- TASK DETAILS:
Make an exact copy of the lines, leaving the pictures out.

- EXTRACTED DATA:

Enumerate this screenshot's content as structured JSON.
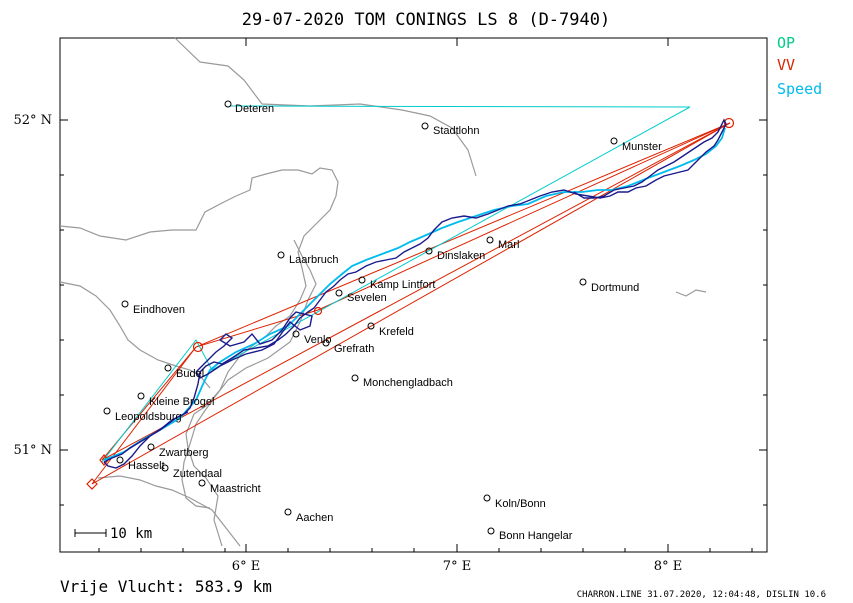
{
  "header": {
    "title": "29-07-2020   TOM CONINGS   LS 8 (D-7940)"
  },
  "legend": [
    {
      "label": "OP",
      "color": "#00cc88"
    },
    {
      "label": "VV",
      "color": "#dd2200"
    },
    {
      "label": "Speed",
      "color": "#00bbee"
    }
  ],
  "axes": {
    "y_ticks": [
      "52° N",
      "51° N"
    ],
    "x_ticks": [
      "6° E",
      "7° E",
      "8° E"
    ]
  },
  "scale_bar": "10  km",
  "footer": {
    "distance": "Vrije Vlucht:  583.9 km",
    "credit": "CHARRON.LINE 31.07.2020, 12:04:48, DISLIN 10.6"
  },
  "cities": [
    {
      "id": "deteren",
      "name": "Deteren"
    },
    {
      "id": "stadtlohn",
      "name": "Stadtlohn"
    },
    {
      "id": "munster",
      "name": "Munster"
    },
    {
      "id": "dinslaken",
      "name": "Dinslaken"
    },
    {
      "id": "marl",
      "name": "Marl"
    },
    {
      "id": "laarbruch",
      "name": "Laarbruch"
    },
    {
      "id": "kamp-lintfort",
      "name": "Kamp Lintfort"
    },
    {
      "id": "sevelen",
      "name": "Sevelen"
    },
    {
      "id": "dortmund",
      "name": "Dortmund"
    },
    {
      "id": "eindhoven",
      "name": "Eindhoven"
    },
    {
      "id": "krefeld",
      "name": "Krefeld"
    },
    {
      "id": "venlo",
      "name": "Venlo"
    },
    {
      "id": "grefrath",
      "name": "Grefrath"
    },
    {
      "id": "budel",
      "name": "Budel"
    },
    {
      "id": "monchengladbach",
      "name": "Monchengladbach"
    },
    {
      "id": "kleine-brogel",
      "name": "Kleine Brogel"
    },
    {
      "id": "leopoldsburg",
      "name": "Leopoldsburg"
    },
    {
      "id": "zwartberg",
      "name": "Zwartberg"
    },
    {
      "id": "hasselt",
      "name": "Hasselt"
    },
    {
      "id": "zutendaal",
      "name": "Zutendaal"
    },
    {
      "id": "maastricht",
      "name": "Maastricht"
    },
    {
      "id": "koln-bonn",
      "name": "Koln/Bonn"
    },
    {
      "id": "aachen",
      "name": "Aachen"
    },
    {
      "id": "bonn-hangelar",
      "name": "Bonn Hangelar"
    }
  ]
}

- TASK SOLUTION:
Enumerate this screenshot's content as structured JSON.
{
  "header": {
    "title": "29-07-2020   TOM CONINGS   LS 8 (D-7940)"
  },
  "legend": [
    {
      "label": "OP",
      "color": "#00cc88"
    },
    {
      "label": "VV",
      "color": "#dd2200"
    },
    {
      "label": "Speed",
      "color": "#00bbee"
    }
  ],
  "axes": {
    "y_ticks": [
      "52° N",
      "51° N"
    ],
    "x_ticks": [
      "6° E",
      "7° E",
      "8° E"
    ]
  },
  "scale_bar": "10  km",
  "footer": {
    "distance": "Vrije Vlucht:  583.9 km",
    "credit": "CHARRON.LINE 31.07.2020, 12:04:48, DISLIN 10.6"
  },
  "cities": [
    {
      "id": "deteren",
      "name": "Deteren"
    },
    {
      "id": "stadtlohn",
      "name": "Stadtlohn"
    },
    {
      "id": "munster",
      "name": "Munster"
    },
    {
      "id": "dinslaken",
      "name": "Dinslaken"
    },
    {
      "id": "marl",
      "name": "Marl"
    },
    {
      "id": "laarbruch",
      "name": "Laarbruch"
    },
    {
      "id": "kamp-lintfort",
      "name": "Kamp Lintfort"
    },
    {
      "id": "sevelen",
      "name": "Sevelen"
    },
    {
      "id": "dortmund",
      "name": "Dortmund"
    },
    {
      "id": "eindhoven",
      "name": "Eindhoven"
    },
    {
      "id": "krefeld",
      "name": "Krefeld"
    },
    {
      "id": "venlo",
      "name": "Venlo"
    },
    {
      "id": "grefrath",
      "name": "Grefrath"
    },
    {
      "id": "budel",
      "name": "Budel"
    },
    {
      "id": "monchengladbach",
      "name": "Monchengladbach"
    },
    {
      "id": "kleine-brogel",
      "name": "Kleine Brogel"
    },
    {
      "id": "leopoldsburg",
      "name": "Leopoldsburg"
    },
    {
      "id": "zwartberg",
      "name": "Zwartberg"
    },
    {
      "id": "hasselt",
      "name": "Hasselt"
    },
    {
      "id": "zutendaal",
      "name": "Zutendaal"
    },
    {
      "id": "maastricht",
      "name": "Maastricht"
    },
    {
      "id": "koln-bonn",
      "name": "Koln/Bonn"
    },
    {
      "id": "aachen",
      "name": "Aachen"
    },
    {
      "id": "bonn-hangelar",
      "name": "Bonn Hangelar"
    }
  ]
}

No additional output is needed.